• **Given exercise 1**
In the listing below, swap every "Circle shape" for "Round shape" and write the lines out again with nothing else changed.

• **Page excerpt**
§

And if you are celebrating Kirk’s death, you are walking down the same dark road some walked last December, when Brian Thompson, the CEO of UnitedHealthcare, was assassinated on the streets of New York, and people on our side cheered. As if a man being shot in front of a hotel somehow made the healthcare system better. It didn’t. It was murder. And it was no better than the ghouls who laughed at Paul Pelosi being bludgeoned in his home, or those who celebrated the Pulse nightclub massacre. Cheering on the wanton murder of human beings — whether they are CEOs, comedians, or our political enemies — is not righteous. It is depraved.
Also, according to The Daily Beast this morning, ABC network executives and station owners initially supported Kimmel — they reviewed what he actually said in his monologue and thought, “Yes, it’s provocative, but not outside the bounds.” (What Kimmel actually said has been widely mise reported, even by Chris Hayes on MSNBC, crucially he never said that the shooter was part of MAGA ) But reportedly they caved, out of fear of backlash from Orange Palpatine. They panicked over the political threat rather than defending free speech.
The First Amendment is not just “under pressure.” It has been under assault. And right now, it feels like the hammer is swinging toward us.
The core functioning of a free society is the free exchange of ideas. I’ve had people write some pretty harsh things in the comments on my own work, and I will always support their right to do it. When we forget that lodestar, we forget who we are. And that flag, already tattered, gets another tear. If we keep going down this path, one day we will wake up and find that the flag is no longer still there. And then where will we be?

§

Records from a collection
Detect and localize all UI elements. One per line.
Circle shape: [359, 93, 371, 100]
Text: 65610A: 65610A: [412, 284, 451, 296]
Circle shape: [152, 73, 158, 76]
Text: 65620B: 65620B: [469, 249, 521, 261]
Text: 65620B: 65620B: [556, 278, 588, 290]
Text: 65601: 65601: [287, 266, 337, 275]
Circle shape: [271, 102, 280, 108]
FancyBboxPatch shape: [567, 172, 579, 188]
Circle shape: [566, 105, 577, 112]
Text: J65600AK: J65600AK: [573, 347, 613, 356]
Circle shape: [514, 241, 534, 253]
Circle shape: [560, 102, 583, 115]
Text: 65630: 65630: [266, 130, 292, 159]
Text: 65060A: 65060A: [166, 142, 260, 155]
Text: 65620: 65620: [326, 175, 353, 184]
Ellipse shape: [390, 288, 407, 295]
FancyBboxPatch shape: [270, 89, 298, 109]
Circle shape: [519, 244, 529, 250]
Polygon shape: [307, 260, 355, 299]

§

• **Given exercise 2**
Say whether each statement agrees with the free-speech commentary above, and back each answer with the deciding words from it. (a) Brian Thompson is identified as the CEO of UnitedHealthcare. (b) ABC network executives and station owners opposed Kimmel from the start. (c) The First Amendment is described as having been under assault.

• **Problem solution 1**
Detect and localize all UI elements. One per line.
Round shape: [359, 93, 371, 100]
Text: 65610A: 65610A: [412, 284, 451, 296]
Round shape: [152, 73, 158, 76]
Text: 65620B: 65620B: [469, 249, 521, 261]
Text: 65620B: 65620B: [556, 278, 588, 290]
Text: 65601: 65601: [287, 266, 337, 275]
Round shape: [271, 102, 280, 108]
FancyBboxPatch shape: [567, 172, 579, 188]
Round shape: [566, 105, 577, 112]
Text: J65600AK: J65600AK: [573, 347, 613, 356]
Round shape: [514, 241, 534, 253]
Round shape: [560, 102, 583, 115]
Text: 65630: 65630: [266, 130, 292, 159]
Text: 65060A: 65060A: [166, 142, 260, 155]
Text: 65620: 65620: [326, 175, 353, 184]
Ellipse shape: [390, 288, 407, 295]
FancyBboxPatch shape: [270, 89, 298, 109]
Round shape: [519, 244, 529, 250]
Polygon shape: [307, 260, 355, 299]

• **Problem solution 2**
(a) Yes: "Brian Thompson, the CEO of UnitedHealthcare"
(b) No: "ABC network executives and station owners initially supported Kimmel"
(c) Yes: "It has been under assault."